Recorded information:
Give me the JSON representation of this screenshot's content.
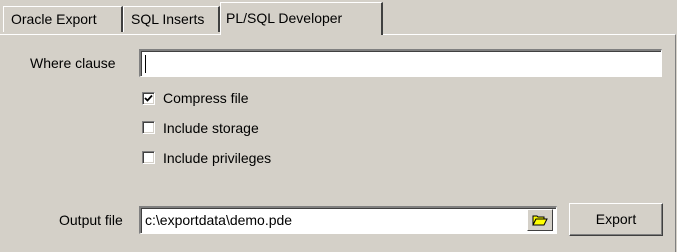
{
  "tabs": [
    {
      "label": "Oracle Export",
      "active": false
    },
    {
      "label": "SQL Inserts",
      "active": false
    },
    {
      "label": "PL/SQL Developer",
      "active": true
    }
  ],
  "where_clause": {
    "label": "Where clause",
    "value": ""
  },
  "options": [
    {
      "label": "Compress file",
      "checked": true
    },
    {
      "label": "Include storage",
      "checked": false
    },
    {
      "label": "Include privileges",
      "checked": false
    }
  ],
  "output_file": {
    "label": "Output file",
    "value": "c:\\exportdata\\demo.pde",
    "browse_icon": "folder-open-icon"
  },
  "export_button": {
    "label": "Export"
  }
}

What to do: Without the pictures, return all the records precisely as they stand.

Full solution:
Give me the JSON representation of this screenshot's content.
{
  "tabs": [
    {
      "label": "Oracle Export",
      "active": false
    },
    {
      "label": "SQL Inserts",
      "active": false
    },
    {
      "label": "PL/SQL Developer",
      "active": true
    }
  ],
  "where_clause": {
    "label": "Where clause",
    "value": ""
  },
  "options": [
    {
      "label": "Compress file",
      "checked": true
    },
    {
      "label": "Include storage",
      "checked": false
    },
    {
      "label": "Include privileges",
      "checked": false
    }
  ],
  "output_file": {
    "label": "Output file",
    "value": "c:\\exportdata\\demo.pde",
    "browse_icon": "folder-open-icon"
  },
  "export_button": {
    "label": "Export"
  }
}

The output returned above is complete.